▸ **WRITTEN EXERCISE**
Below are some records; work out how many of their lines contain "στὴν" and give the number only.

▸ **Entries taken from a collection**

-=-=-

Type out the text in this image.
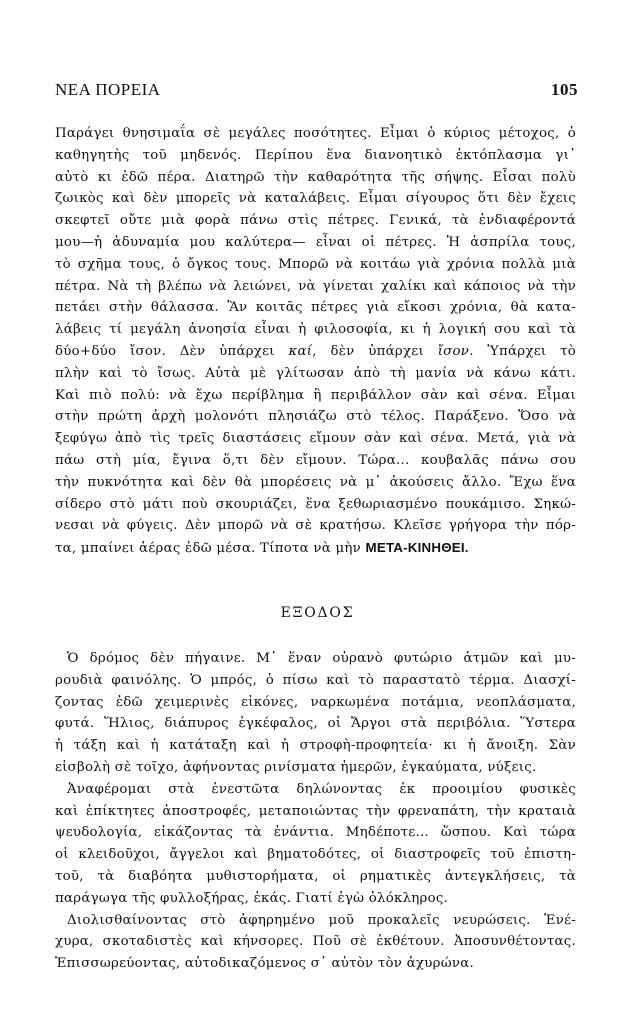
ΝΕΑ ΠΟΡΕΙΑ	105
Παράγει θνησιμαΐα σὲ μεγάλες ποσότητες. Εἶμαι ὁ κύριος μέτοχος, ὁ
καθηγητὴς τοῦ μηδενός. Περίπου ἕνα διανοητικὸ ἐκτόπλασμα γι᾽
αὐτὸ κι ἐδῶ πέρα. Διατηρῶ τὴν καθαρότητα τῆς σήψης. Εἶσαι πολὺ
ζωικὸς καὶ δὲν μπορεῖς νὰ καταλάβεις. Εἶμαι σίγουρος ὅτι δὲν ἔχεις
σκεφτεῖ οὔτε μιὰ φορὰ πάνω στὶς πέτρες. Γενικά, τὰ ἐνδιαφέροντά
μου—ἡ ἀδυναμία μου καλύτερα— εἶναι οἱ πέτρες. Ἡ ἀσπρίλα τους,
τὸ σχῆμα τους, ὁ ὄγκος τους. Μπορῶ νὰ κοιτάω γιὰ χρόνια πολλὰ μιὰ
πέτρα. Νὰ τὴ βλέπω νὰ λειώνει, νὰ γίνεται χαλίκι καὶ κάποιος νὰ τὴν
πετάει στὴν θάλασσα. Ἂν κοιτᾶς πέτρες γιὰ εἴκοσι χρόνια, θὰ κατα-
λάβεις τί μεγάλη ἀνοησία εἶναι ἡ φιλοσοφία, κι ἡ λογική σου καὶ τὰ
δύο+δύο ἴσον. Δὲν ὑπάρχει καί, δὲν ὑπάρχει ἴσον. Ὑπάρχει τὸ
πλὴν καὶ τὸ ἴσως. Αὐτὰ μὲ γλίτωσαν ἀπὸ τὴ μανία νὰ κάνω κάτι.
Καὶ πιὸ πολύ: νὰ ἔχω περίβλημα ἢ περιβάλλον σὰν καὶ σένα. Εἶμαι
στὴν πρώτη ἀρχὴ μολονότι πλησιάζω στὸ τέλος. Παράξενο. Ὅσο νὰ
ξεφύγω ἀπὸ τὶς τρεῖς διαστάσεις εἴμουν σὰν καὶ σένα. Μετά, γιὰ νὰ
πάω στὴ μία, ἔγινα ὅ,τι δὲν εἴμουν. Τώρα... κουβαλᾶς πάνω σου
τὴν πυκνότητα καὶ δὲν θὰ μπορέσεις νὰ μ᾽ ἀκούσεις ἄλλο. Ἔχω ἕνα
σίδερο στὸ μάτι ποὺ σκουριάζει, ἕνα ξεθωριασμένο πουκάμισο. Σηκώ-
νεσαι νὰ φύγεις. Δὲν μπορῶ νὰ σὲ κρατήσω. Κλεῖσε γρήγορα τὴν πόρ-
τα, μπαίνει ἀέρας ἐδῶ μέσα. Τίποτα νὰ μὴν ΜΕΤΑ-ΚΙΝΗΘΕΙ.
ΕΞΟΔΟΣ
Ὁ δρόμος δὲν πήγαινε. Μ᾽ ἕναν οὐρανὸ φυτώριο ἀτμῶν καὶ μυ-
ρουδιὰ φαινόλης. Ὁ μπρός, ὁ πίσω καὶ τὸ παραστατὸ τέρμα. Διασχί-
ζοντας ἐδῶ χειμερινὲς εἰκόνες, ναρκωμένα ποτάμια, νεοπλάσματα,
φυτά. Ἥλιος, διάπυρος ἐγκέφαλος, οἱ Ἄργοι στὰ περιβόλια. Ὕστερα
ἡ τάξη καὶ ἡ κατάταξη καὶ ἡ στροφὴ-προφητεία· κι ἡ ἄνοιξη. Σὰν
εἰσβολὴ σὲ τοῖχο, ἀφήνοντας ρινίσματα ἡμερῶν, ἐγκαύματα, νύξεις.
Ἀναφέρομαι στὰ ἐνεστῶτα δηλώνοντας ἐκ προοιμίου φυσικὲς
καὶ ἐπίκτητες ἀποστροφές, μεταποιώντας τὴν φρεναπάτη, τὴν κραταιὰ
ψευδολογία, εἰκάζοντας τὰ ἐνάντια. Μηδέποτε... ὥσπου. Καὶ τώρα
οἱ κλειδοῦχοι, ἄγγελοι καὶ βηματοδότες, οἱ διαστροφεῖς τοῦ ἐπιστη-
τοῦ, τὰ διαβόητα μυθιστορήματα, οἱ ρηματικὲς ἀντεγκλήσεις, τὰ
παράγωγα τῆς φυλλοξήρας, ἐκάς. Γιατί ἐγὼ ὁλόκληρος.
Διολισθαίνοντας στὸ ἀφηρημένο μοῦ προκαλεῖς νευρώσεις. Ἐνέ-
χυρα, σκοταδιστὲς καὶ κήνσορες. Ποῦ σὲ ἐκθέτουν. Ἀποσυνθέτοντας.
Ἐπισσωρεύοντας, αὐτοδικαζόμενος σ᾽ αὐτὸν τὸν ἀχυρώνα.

-=-=-

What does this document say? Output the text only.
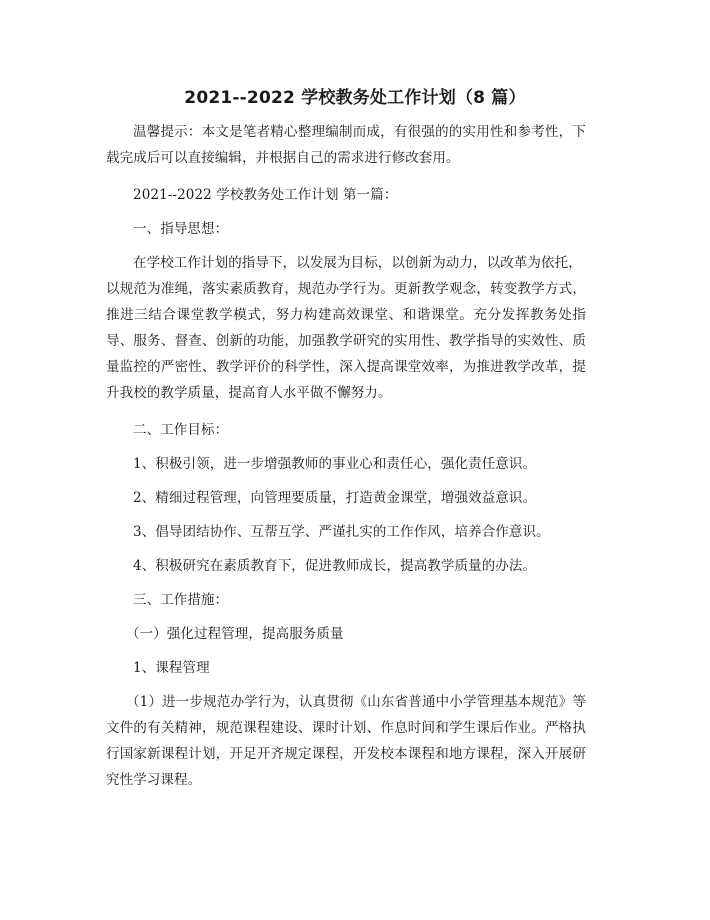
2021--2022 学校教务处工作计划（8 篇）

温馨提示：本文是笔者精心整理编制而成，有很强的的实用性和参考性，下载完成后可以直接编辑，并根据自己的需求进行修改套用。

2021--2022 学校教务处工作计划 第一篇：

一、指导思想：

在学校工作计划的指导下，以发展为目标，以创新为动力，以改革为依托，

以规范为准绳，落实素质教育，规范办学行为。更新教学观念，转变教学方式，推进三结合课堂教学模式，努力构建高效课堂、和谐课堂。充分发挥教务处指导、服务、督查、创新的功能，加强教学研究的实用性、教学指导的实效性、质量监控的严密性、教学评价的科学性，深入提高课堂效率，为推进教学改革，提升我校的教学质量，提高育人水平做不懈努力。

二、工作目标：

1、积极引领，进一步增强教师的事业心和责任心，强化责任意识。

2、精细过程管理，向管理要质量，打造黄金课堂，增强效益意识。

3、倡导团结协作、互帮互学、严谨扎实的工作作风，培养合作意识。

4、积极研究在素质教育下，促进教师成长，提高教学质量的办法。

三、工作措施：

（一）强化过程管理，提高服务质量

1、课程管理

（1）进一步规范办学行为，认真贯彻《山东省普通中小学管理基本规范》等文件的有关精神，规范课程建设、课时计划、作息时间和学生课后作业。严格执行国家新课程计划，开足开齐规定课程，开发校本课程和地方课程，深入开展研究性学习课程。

-=-=-

▸ **SOLUTION FOR THIS EXERCISE**
2